• Objective
Tally the lines that contain the string "intensity" and give the number by itself.

* begin *

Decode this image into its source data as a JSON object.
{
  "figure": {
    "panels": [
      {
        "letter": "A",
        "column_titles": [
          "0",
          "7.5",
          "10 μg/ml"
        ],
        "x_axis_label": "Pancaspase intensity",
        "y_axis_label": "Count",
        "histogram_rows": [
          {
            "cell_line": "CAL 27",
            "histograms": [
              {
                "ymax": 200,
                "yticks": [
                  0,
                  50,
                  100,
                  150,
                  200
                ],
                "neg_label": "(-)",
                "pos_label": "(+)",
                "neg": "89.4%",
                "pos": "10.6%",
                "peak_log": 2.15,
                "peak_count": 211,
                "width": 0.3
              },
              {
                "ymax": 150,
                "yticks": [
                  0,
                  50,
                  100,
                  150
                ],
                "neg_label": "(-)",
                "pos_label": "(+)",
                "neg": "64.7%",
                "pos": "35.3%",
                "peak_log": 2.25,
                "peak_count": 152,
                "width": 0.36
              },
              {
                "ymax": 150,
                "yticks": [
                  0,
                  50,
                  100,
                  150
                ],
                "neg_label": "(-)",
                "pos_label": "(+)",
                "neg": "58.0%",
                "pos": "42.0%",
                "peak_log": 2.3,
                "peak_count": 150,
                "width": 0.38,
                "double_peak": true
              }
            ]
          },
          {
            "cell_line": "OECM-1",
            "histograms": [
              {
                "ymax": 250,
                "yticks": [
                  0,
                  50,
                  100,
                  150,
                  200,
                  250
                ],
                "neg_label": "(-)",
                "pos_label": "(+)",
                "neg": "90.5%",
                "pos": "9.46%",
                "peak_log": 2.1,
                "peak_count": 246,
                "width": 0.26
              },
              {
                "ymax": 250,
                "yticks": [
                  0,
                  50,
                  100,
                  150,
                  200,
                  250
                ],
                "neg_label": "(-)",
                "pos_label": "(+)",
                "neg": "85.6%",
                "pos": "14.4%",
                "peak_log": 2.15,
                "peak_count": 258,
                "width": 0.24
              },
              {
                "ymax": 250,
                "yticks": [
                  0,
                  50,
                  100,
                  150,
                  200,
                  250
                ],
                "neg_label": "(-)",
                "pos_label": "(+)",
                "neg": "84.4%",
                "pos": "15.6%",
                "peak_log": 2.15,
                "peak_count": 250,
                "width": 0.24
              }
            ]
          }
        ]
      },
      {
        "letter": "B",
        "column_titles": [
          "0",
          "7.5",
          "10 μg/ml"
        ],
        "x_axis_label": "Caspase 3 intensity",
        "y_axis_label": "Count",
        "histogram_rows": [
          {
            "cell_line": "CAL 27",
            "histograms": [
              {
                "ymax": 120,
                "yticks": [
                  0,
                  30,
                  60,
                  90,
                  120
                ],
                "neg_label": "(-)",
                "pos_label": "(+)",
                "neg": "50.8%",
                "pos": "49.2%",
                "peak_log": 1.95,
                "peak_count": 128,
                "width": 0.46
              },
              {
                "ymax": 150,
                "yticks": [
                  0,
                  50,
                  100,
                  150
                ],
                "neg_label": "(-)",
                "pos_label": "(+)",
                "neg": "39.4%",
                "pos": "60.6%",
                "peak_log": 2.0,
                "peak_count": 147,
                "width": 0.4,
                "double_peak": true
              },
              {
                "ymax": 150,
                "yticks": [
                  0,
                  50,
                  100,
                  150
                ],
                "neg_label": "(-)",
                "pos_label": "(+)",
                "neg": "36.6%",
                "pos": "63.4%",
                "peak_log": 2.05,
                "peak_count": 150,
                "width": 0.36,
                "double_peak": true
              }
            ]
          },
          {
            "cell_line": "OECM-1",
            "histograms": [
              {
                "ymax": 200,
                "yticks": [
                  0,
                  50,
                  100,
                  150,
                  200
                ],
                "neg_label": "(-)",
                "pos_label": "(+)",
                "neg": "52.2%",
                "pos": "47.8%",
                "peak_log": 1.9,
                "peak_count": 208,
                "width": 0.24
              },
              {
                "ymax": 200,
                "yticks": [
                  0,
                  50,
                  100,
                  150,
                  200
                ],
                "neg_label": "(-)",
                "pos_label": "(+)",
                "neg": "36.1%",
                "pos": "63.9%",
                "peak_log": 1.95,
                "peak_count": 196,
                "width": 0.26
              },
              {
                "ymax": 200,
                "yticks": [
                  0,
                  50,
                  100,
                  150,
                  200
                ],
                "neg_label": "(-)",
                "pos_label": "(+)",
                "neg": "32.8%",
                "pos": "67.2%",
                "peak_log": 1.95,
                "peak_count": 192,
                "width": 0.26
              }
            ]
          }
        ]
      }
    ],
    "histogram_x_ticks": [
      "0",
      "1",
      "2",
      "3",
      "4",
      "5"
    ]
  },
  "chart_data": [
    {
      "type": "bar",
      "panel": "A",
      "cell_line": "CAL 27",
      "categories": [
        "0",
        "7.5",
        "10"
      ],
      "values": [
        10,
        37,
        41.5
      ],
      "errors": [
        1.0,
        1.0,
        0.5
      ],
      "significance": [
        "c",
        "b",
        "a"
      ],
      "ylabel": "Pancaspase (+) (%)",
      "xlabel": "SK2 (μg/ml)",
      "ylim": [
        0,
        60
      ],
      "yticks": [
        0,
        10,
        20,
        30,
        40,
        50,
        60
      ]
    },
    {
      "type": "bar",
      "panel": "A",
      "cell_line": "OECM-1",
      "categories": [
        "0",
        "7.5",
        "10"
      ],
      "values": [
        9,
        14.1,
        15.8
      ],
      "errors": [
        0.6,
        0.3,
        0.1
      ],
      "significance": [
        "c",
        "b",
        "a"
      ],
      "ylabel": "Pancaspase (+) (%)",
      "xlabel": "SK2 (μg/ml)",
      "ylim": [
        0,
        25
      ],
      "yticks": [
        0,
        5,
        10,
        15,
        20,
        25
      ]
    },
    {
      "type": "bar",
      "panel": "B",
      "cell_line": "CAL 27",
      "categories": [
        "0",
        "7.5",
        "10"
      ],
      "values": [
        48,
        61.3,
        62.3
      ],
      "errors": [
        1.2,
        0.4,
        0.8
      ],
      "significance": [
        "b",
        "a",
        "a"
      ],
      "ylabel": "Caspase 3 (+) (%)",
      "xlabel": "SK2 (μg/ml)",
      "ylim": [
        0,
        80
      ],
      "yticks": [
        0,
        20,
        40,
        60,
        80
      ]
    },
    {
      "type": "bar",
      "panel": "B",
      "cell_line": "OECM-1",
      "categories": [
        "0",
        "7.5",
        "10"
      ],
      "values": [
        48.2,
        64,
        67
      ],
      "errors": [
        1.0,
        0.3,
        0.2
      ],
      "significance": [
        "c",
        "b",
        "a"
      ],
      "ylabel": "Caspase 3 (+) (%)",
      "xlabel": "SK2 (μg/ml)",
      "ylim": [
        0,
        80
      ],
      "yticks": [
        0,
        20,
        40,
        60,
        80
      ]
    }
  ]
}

* end *

• Output of the exercise
2